- **WHAT THE TASK REQUIRES**
Return only the count of lines in which the word "land" appears.

## START INFORMATION SHOWN

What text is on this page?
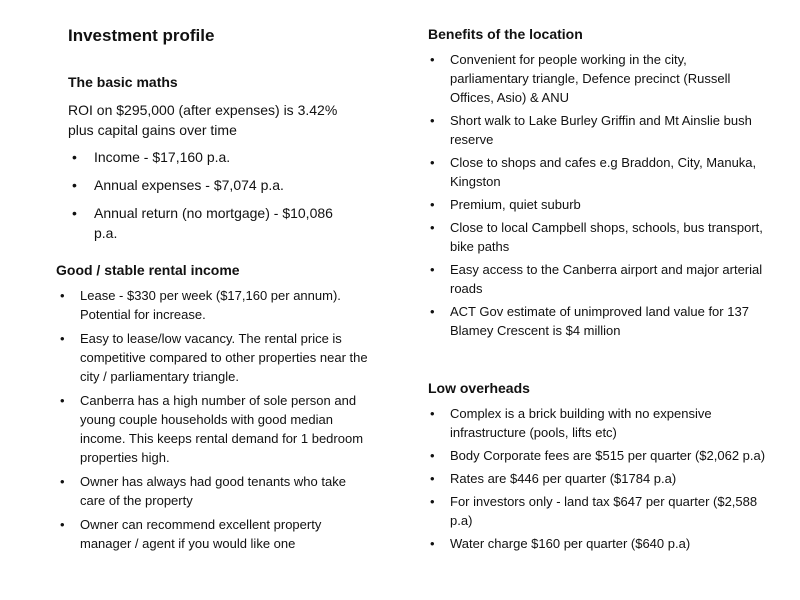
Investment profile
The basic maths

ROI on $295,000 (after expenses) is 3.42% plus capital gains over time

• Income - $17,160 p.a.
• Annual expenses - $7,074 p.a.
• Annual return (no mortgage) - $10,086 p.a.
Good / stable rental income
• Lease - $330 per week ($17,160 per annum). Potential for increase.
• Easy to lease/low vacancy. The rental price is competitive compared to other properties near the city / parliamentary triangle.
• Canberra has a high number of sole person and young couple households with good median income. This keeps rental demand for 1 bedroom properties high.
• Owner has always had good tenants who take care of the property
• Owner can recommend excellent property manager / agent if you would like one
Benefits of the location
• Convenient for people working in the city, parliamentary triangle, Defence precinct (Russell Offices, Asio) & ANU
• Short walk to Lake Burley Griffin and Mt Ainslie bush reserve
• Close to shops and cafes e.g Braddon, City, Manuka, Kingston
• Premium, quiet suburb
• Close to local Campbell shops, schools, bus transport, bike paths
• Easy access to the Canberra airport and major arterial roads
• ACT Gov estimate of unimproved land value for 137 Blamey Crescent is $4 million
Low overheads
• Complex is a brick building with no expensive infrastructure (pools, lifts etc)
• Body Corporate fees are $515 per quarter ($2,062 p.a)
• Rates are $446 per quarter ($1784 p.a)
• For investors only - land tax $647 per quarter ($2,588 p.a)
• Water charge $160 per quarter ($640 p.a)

## END INFORMATION SHOWN
## START INFORMATION SHOWN

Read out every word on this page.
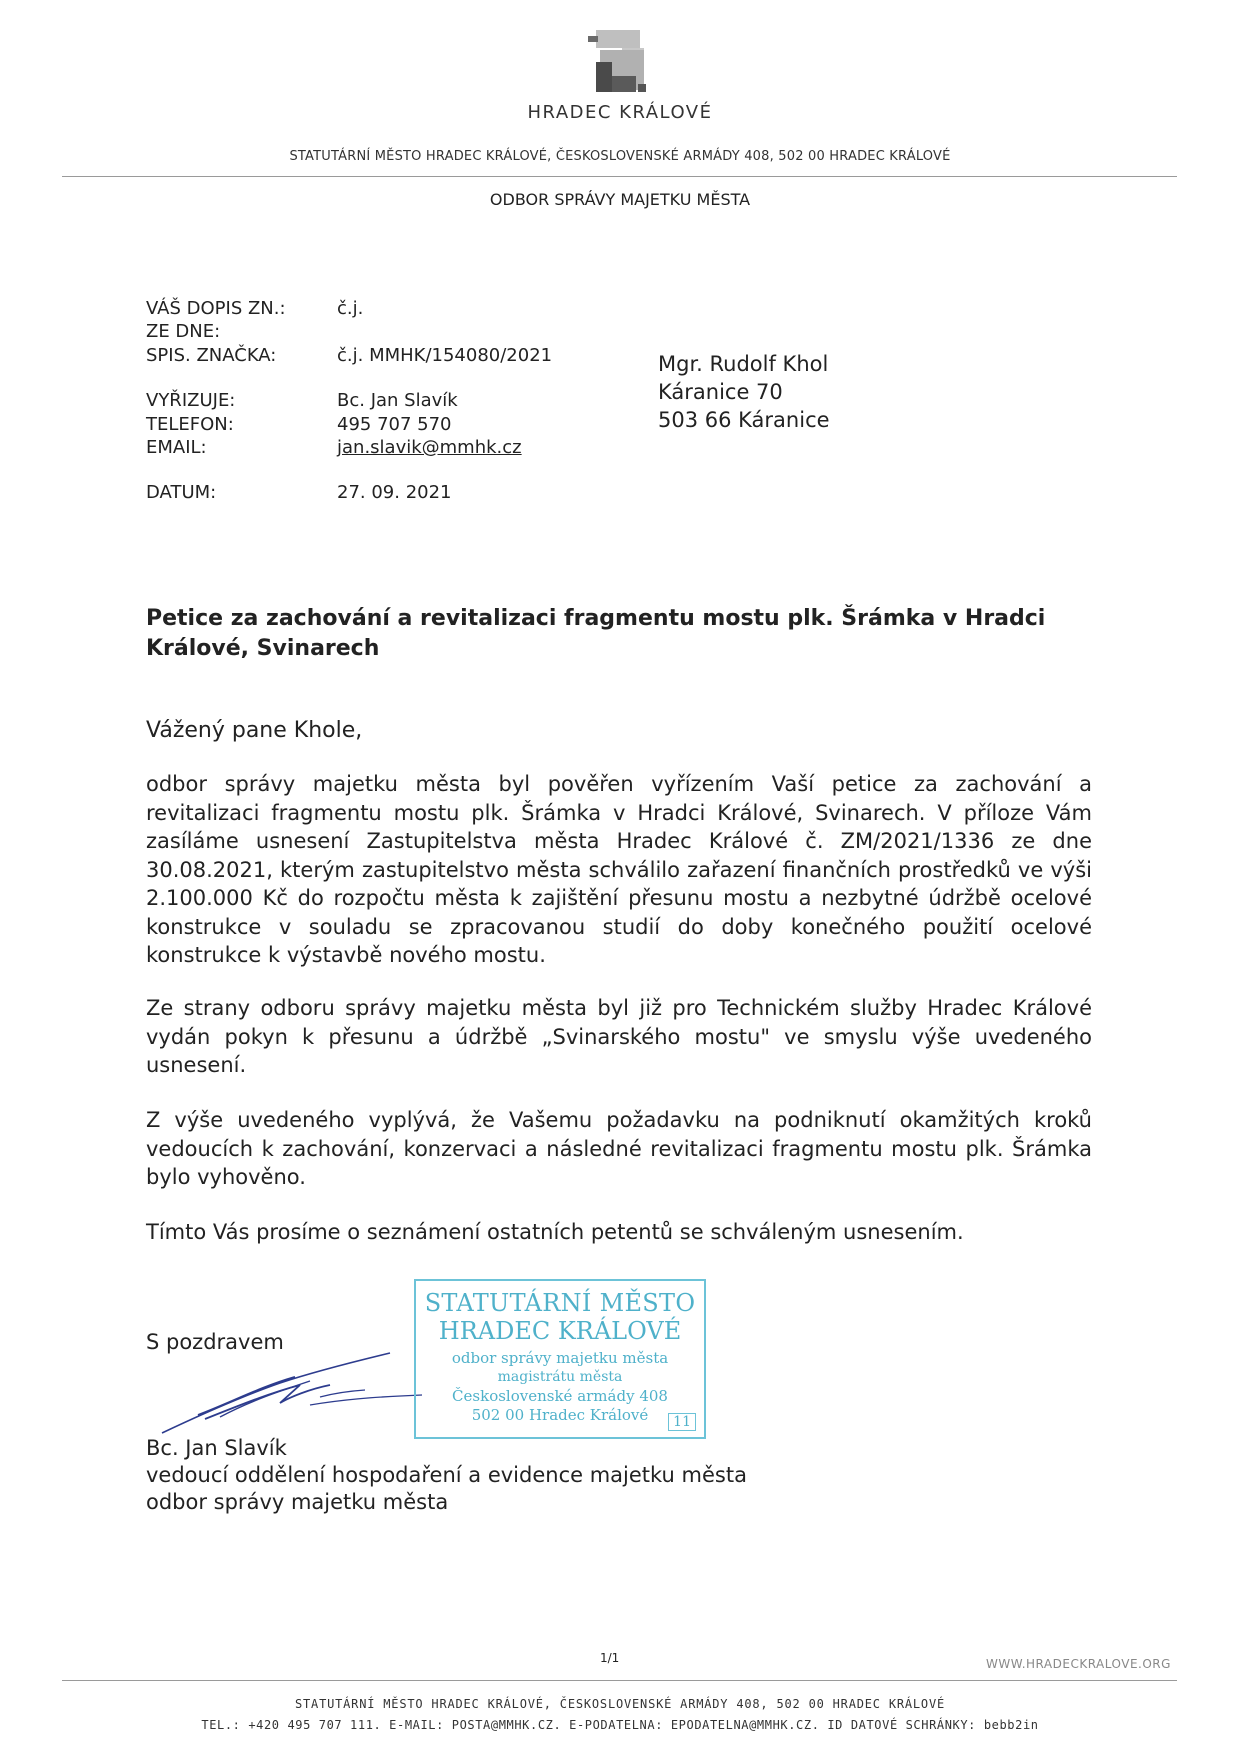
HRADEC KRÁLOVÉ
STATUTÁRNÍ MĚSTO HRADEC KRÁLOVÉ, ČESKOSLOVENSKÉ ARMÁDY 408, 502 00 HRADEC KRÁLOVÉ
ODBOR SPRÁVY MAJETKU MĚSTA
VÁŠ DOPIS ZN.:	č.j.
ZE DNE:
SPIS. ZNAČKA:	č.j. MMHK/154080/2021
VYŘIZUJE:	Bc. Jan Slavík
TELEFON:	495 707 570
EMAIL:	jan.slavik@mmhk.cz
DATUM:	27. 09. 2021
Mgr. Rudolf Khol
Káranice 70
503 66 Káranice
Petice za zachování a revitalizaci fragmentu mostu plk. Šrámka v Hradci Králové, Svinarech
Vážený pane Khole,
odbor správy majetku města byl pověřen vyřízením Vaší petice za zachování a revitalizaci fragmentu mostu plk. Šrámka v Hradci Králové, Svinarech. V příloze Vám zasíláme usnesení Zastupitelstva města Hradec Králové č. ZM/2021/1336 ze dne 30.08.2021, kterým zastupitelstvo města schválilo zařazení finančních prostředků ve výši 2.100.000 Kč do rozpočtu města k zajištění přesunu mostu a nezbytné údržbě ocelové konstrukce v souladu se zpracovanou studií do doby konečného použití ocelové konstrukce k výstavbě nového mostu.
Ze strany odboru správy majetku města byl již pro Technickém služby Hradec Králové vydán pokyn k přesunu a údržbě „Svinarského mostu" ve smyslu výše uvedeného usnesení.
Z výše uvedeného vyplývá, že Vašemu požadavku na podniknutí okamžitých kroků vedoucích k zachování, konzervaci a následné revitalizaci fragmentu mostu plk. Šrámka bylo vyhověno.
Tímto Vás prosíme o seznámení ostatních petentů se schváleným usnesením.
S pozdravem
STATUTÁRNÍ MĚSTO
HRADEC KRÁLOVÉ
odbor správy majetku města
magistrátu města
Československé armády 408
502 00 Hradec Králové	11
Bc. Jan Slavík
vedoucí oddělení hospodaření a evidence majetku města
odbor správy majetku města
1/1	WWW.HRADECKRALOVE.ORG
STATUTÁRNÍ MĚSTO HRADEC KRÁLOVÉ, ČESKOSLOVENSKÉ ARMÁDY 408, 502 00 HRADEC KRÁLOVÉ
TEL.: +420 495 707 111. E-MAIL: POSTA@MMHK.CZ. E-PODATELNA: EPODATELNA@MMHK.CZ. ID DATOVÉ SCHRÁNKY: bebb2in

## END INFORMATION SHOWN

- **CORRECT ANSWER**
2